* Short task *
Read the data and repeat all of it exactly.
--- Provided material ---
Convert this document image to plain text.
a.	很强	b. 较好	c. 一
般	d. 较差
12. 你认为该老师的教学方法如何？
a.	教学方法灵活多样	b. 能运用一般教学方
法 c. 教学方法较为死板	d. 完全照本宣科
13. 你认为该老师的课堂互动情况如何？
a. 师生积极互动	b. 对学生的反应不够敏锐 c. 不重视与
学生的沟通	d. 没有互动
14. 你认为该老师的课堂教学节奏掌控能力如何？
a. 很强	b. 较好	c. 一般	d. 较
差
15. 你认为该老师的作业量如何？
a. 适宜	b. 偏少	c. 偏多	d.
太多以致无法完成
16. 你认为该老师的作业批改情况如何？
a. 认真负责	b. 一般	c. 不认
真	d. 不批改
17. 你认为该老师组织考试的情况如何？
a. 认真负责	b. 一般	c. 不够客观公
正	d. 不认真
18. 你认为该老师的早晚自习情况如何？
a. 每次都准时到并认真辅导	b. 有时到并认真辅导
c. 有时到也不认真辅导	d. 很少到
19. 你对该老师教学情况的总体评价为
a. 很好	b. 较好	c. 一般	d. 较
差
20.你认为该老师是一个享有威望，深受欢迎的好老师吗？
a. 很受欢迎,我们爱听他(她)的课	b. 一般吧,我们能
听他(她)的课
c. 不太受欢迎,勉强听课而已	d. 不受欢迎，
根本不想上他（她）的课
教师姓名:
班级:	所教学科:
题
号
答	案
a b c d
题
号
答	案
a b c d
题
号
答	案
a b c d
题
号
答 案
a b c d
---
* Right answer *
Convert this document image to plain text.
a.	很强	b. 较好	c. 一
般	d. 较差
12. 你认为该老师的教学方法如何？
a.	教学方法灵活多样	b. 能运用一般教学方
法 c. 教学方法较为死板	d. 完全照本宣科
13. 你认为该老师的课堂互动情况如何？
a. 师生积极互动	b. 对学生的反应不够敏锐 c. 不重视与
学生的沟通	d. 没有互动
14. 你认为该老师的课堂教学节奏掌控能力如何？
a. 很强	b. 较好	c. 一般	d. 较
差
15. 你认为该老师的作业量如何？
a. 适宜	b. 偏少	c. 偏多	d.
太多以致无法完成
16. 你认为该老师的作业批改情况如何？
a. 认真负责	b. 一般	c. 不认
真	d. 不批改
17. 你认为该老师组织考试的情况如何？
a. 认真负责	b. 一般	c. 不够客观公
正	d. 不认真
18. 你认为该老师的早晚自习情况如何？
a. 每次都准时到并认真辅导	b. 有时到并认真辅导
c. 有时到也不认真辅导	d. 很少到
19. 你对该老师教学情况的总体评价为
a. 很好	b. 较好	c. 一般	d. 较
差
20.你认为该老师是一个享有威望，深受欢迎的好老师吗？
a. 很受欢迎,我们爱听他(她)的课	b. 一般吧,我们能
听他(她)的课
c. 不太受欢迎,勉强听课而已	d. 不受欢迎，
根本不想上他（她）的课
教师姓名:
班级:	所教学科:
题
号
答	案
a b c d
题
号
答	案
a b c d
题
号
答	案
a b c d
题
号
答 案
a b c d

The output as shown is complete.